* **WHAT YOU NEED TO DO**
Copy the items verbatim, beginning at the line that has "bridge rectifier D1" and stopping after the line that has "ground (C7) <box>544 1012 554 1020</box>".

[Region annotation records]
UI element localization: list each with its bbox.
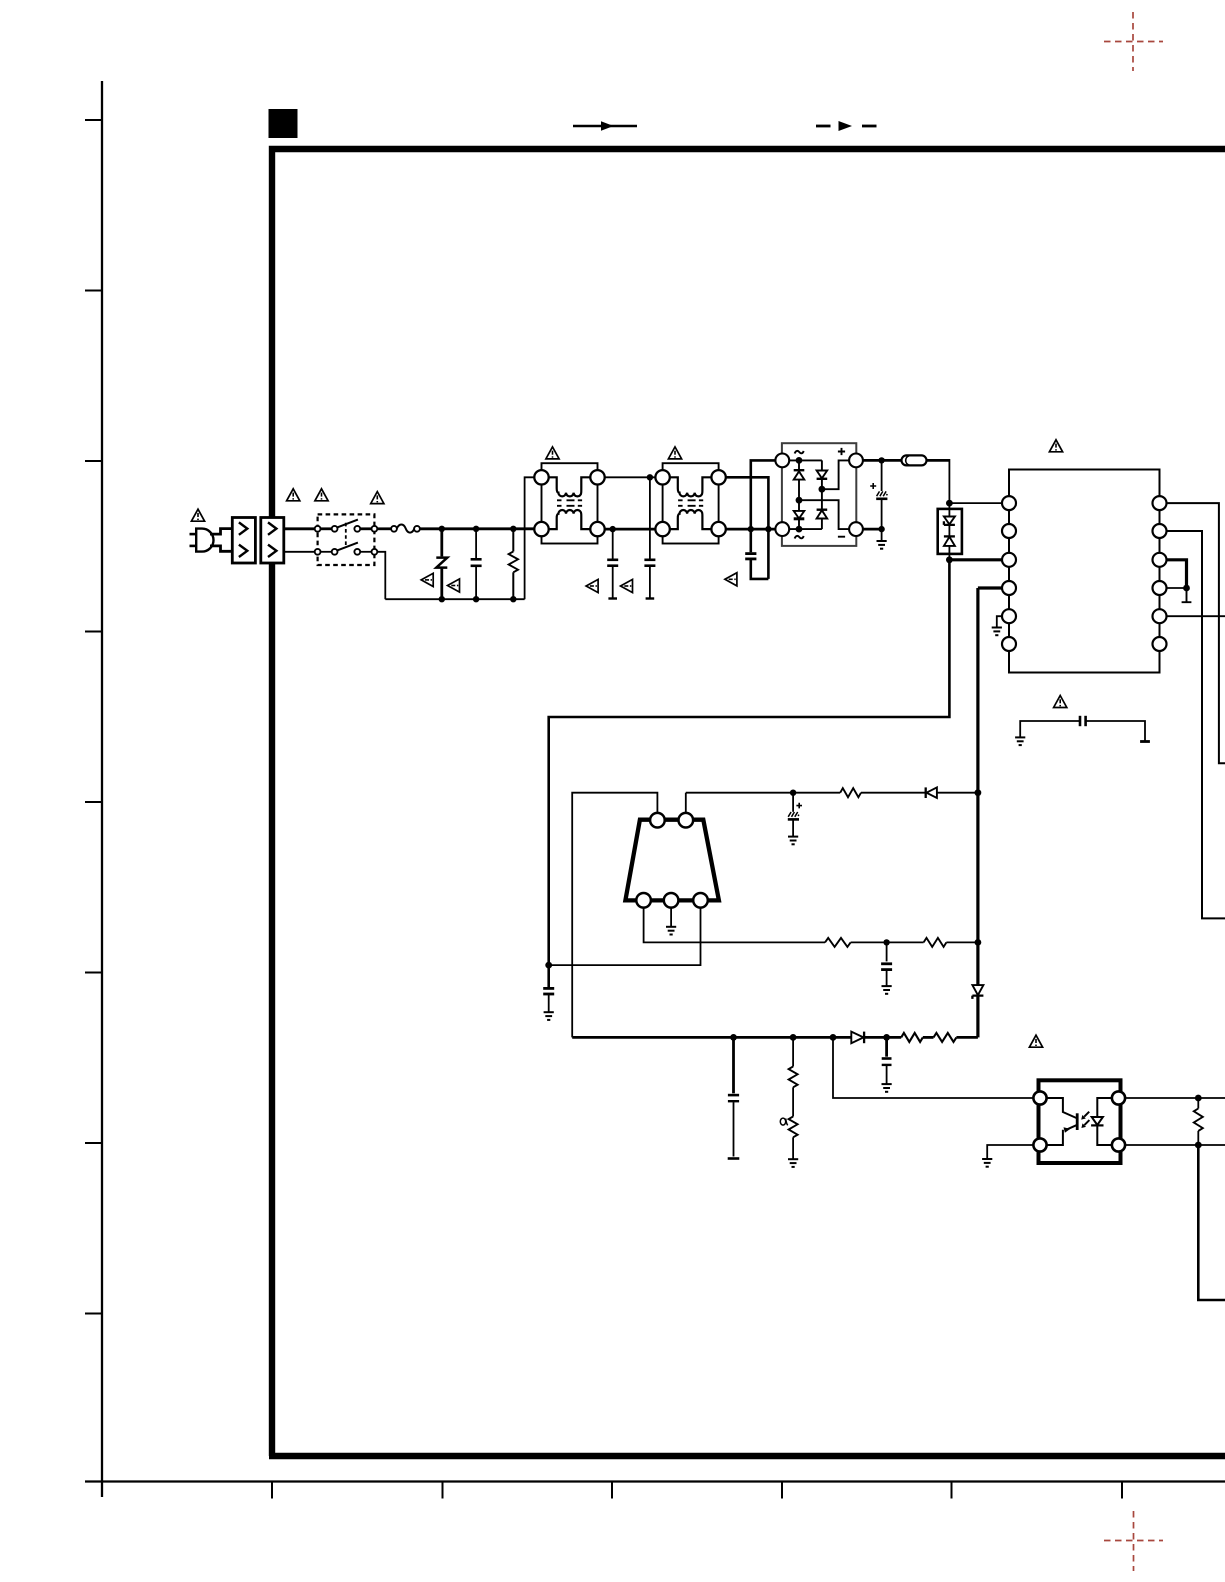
bridge rectifier D1 <box>782 443 856 546</box>
node (C10 top) <box>730 1034 737 1041</box>
resistor R1 <box>509 529 518 599</box>
opto pins <box>1033 1091 1125 1151</box>
ground (Y cap) <box>1015 737 1025 745</box>
wire switch pole B down to bottom rail <box>377 552 385 599</box>
switch S1 dashed box <box>318 514 375 565</box>
wire opto cathode to ground <box>987 1145 1033 1158</box>
node (TVS bottom) <box>946 556 953 563</box>
ground (C7) <box>544 1012 554 1020</box>
capacitor C4 (X cap) <box>745 554 768 579</box>
wire IC pin5 to ground <box>997 616 1002 627</box>
legend solid arrow <box>573 121 637 131</box>
diode D3 <box>926 787 937 798</box>
capacitor C7 <box>543 965 554 1011</box>
line filter choke L1 <box>534 463 604 543</box>
rail D5 to R7 <box>864 1036 901 1039</box>
ground (C9) <box>882 986 892 994</box>
schematic thick border <box>269 149 1225 1456</box>
wire T1 mid ground <box>670 908 672 927</box>
legend dashed arrow <box>816 121 877 131</box>
capacitor C11 <box>882 1037 892 1083</box>
warning triangle left (C4) <box>725 573 737 586</box>
opto LED <box>1091 1098 1112 1145</box>
node (line B / AC) <box>765 526 771 532</box>
switch S1 pole A <box>315 520 378 532</box>
resistor R4 <box>924 938 947 947</box>
wire L2 to bridge (neutral) <box>726 528 776 531</box>
warning triangle left (C2) <box>586 579 598 592</box>
warning triangle (plug) <box>191 509 204 521</box>
wire bridge - output <box>863 528 882 531</box>
wire TVS to IC pin3 <box>949 558 1002 561</box>
warning triangle (opto) <box>1029 1035 1042 1047</box>
wire IC pinR3 <box>1167 560 1187 586</box>
warning triangle (IC U1) <box>1049 440 1062 452</box>
ground (opto) <box>982 1159 992 1167</box>
wire IC pinR5 <box>1167 615 1225 617</box>
capacitor C5 (electrolytic) <box>876 460 887 540</box>
registration crosshair top right <box>1104 12 1163 71</box>
ruler tick marks bottom <box>272 1482 1122 1499</box>
ruler tick marks left <box>85 120 102 1314</box>
optocoupler PC1 <box>1039 1080 1121 1163</box>
aux supply line <box>686 792 840 794</box>
open terminal (pinR4) <box>1182 588 1192 602</box>
IC U1 pins left <box>1002 496 1016 651</box>
node (R1 top) <box>510 526 516 532</box>
capacitor C1 <box>471 529 482 599</box>
page frame bottom ruler line <box>85 1480 1225 1482</box>
connector J1 <box>232 518 255 564</box>
node (pinR3/R4) <box>1183 585 1190 592</box>
node (C8 top) <box>790 790 796 796</box>
wire bridge AC top loop <box>751 460 776 552</box>
node (C5 top) <box>878 457 884 463</box>
wire switch to fuse <box>377 527 391 530</box>
warning triangle left (varistor) <box>421 573 433 586</box>
rail R7 to R8 <box>923 1036 934 1039</box>
wire L1 to L2 bottom <box>605 528 656 531</box>
resistor R5 <box>789 1037 798 1116</box>
node (R1 bottom) <box>510 596 516 602</box>
capacitor C2 <box>607 529 618 598</box>
wire opto emitter out <box>1125 1144 1225 1146</box>
ground (T1 center tap) <box>666 927 676 935</box>
opto phototransistor <box>1047 1098 1078 1145</box>
wire bead to primary <box>927 459 950 462</box>
warning triangle (Y cap) <box>1054 696 1067 708</box>
wire R2 to D3 <box>861 792 926 794</box>
node (snubber / feedback) <box>545 962 552 969</box>
registration crosshair bottom right <box>1104 1511 1163 1571</box>
transformer T1 <box>625 813 719 908</box>
wire R3 to R4 <box>851 941 924 943</box>
switch S1 pole B <box>315 543 378 555</box>
node (C5 bottom) <box>878 526 884 532</box>
node (bridge A top) <box>796 457 803 464</box>
node (C9 top) <box>883 939 889 945</box>
ground (IC pin5) <box>992 628 1002 636</box>
line filter choke L2 <box>655 463 725 543</box>
node (R9 bottom) <box>1195 1142 1202 1149</box>
capacitor C6 (Y cap) <box>1020 716 1150 742</box>
node (aux to return) <box>975 789 982 796</box>
wire L2 to bridge (hot) <box>726 477 769 579</box>
bridge diode D1c <box>794 511 805 519</box>
diode D5 <box>851 1032 864 1044</box>
zener diode D4 <box>972 985 983 1037</box>
warning triangle (switch) <box>371 492 384 504</box>
node (bridge A bottom) <box>796 526 803 533</box>
warning triangle (J2 right) <box>315 489 328 501</box>
warning triangle (choke L2) <box>668 447 681 459</box>
wire to IC pin1 <box>949 502 1002 504</box>
node (varistor top) <box>439 526 445 532</box>
wire D3 to primary return <box>937 792 978 794</box>
resistor R9 <box>1194 1098 1203 1145</box>
black index square <box>269 109 298 138</box>
wire T1 aux bottom to feedback node <box>549 908 701 966</box>
node (bridge A mid) <box>796 497 803 504</box>
resistor R8 <box>934 1033 957 1042</box>
wire J2 to switch <box>284 527 315 530</box>
node (bridge B mid) <box>819 486 826 493</box>
node (feedback to return) <box>975 939 982 946</box>
AC plug P1 <box>190 529 214 552</box>
IC U1 (power hybrid) <box>1009 470 1160 673</box>
node (C3 top) <box>647 474 653 480</box>
ground (C11) <box>882 1084 892 1092</box>
capacitor C10 <box>728 1037 740 1158</box>
wire plug to connector <box>210 529 232 552</box>
bridge diode D1d <box>817 510 828 519</box>
fuse F1 <box>391 525 420 533</box>
wire L1 to L2 top <box>605 476 656 478</box>
warning triangle left (cap X) <box>448 579 460 592</box>
node (R5 top) <box>790 1034 797 1041</box>
bridge pin circles <box>775 454 863 536</box>
primary return line <box>976 588 979 985</box>
warning triangle (J2 left) <box>287 489 300 501</box>
wire IC pinR1 <box>1167 503 1225 763</box>
capacitor C8 (electrolytic) <box>788 793 799 836</box>
IC U1 pins right <box>1153 496 1167 651</box>
opto light arrows <box>1084 1112 1089 1125</box>
node (TVS top) <box>946 500 953 507</box>
wire T1 drain pin up <box>685 793 687 813</box>
wire IC pin4 to primary return <box>978 586 1002 589</box>
wire R4 to return <box>946 941 978 943</box>
resistor R7 <box>901 1033 923 1042</box>
resistor R2 <box>840 788 861 797</box>
node (opto feed) <box>830 1034 837 1041</box>
bridge diode D1a <box>794 470 805 479</box>
bottom return rail <box>385 598 524 600</box>
inductor L3 (ferrite bead) <box>902 455 927 465</box>
TVS diode D2a <box>944 503 955 536</box>
resistor R6 <box>789 1117 798 1159</box>
connector J2 <box>261 518 284 564</box>
TVS diode D2b <box>944 536 955 558</box>
node (varistor bottom) <box>439 596 445 602</box>
warning triangle (choke L1) <box>546 447 559 459</box>
node (C11 top) <box>883 1034 890 1041</box>
feedback line mid <box>644 908 825 943</box>
node (C1 bottom) <box>473 596 479 602</box>
wire transformer primary top left <box>572 793 657 1038</box>
node (C2 top) <box>610 526 616 532</box>
varistor Z1 <box>436 529 447 599</box>
wire fuse to filter <box>420 527 542 530</box>
ground (C8) <box>788 837 798 845</box>
wire rail up to choke L1 <box>525 477 535 599</box>
wire emitter rail down <box>1198 1145 1225 1300</box>
bridge labels <box>795 448 846 539</box>
bridge diode D1b <box>817 471 828 479</box>
warning triangle left (C3) <box>621 579 633 592</box>
node (C1 top) <box>473 526 479 532</box>
wire opto collector out <box>1125 1097 1225 1099</box>
ground (C5) <box>877 541 887 549</box>
node (C4 / AC) <box>748 526 754 532</box>
page frame left ruler line <box>101 81 103 1497</box>
wire to opto LED <box>833 1037 1033 1098</box>
wire IC pinR2 <box>1167 531 1225 918</box>
resistor R3 <box>825 938 851 947</box>
wire bridge + output <box>863 459 902 462</box>
bottom secondary rail <box>572 1036 851 1039</box>
TVS D2 box <box>938 509 962 554</box>
switch S1 mechanical link <box>345 523 347 547</box>
node (R9 top) <box>1195 1095 1202 1102</box>
capacitor C3 <box>644 477 655 598</box>
rail R8 to return <box>956 1036 978 1039</box>
primary snubber loop wire <box>549 561 950 964</box>
capacitor C9 <box>881 942 892 985</box>
ground (R6) <box>788 1159 798 1167</box>
wire IC pinR4 <box>1167 587 1187 589</box>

* **TASK SOLUTION**
bridge rectifier D1 <box>782 443 856 546</box>
node (C10 top) <box>730 1034 737 1041</box>
resistor R1 <box>509 529 518 599</box>
opto pins <box>1033 1091 1125 1151</box>
ground (Y cap) <box>1015 737 1025 745</box>
wire switch pole B down to bottom rail <box>377 552 385 599</box>
switch S1 dashed box <box>318 514 375 565</box>
wire opto cathode to ground <box>987 1145 1033 1158</box>
node (TVS bottom) <box>946 556 953 563</box>
ground (C7) <box>544 1012 554 1020</box>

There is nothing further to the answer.